__Exercise__:
Collect all lines below with the string "komisijā".

__Input rows__:
══════════════════════════════
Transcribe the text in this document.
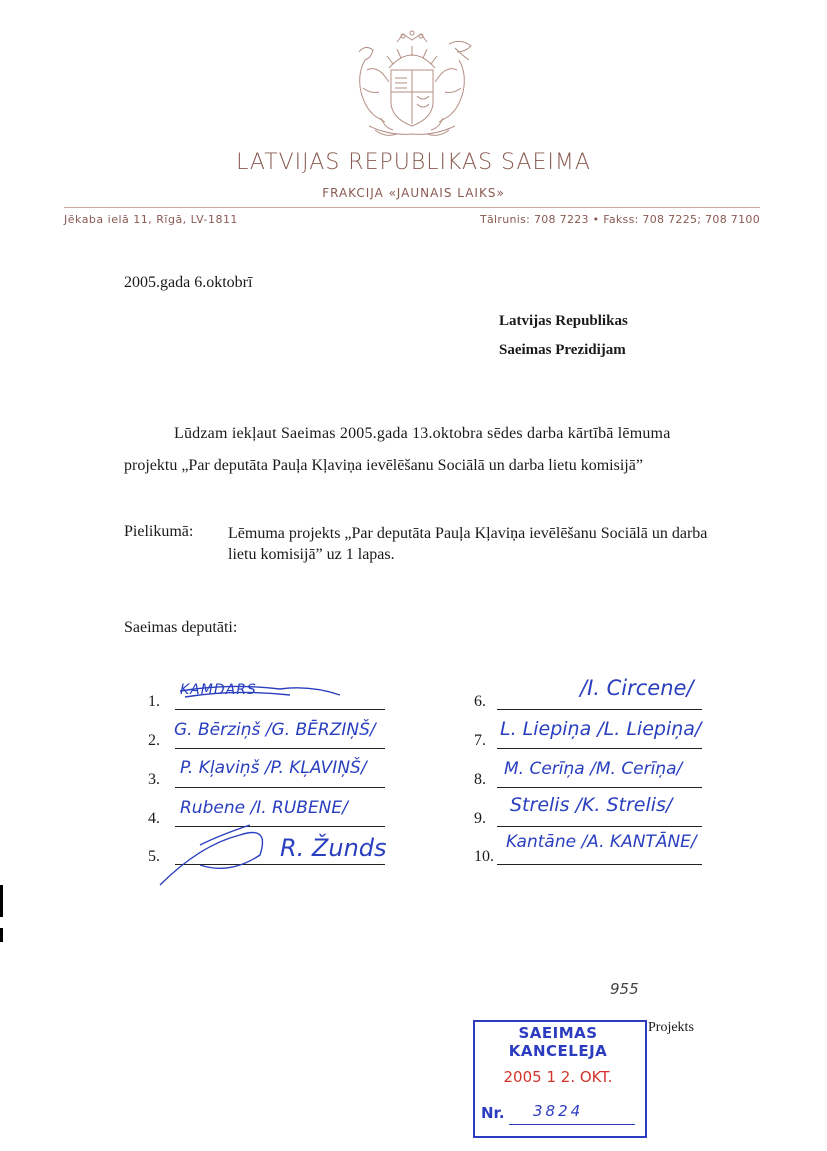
LATVIJAS REPUBLIKAS SAEIMA
FRAKCIJA «JAUNAIS LAIKS»
Jēkaba ielā 11, Rīgā, LV-1811	Tālrunis: 708 7223 • Fakss: 708 7225; 708 7100
2005.gada 6.oktobrī
Latvijas Republikas
Saeimas Prezidijam
Lūdzam iekļaut Saeimas 2005.gada 13.oktobra sēdes darba kārtībā lēmuma
projektu „Par deputāta Pauļa Kļaviņa ievēlēšanu Sociālā un darba lietu komisijā”
Pielikumā: Lēmuma projekts „Par deputāta Pauļa Kļaviņa ievēlēšanu Sociālā un darba lietu komisijā” uz 1 lapas.
Saeimas deputāti:
1.
KAMDARS
2.
G. Bērziņš /G. BĒRZIŅŠ/
3.
P. Kļaviņš /P. KĻAVIŅŠ/
4.
Rubene /I. RUBENE/
5.	R. Žunds
6.
/I. Circene/
7.
L. Liepiņa /L. Liepiņa/
8.
M. Cerīņa /M. Cerīņa/
9.
Strelis /K. Strelis/
10.
Kantāne /A. KANTĀNE/
955
SAEIMAS KANCELEJA
2005 1 2. OKT.
Nr. 3824
Projekts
══════════════════════════════
__Task response__:
projektu „Par deputāta Pauļa Kļaviņa ievēlēšanu Sociālā un darba lietu komisijā”
Pielikumā: Lēmuma projekts „Par deputāta Pauļa Kļaviņa ievēlēšanu Sociālā un darba lietu komisijā” uz 1 lapas.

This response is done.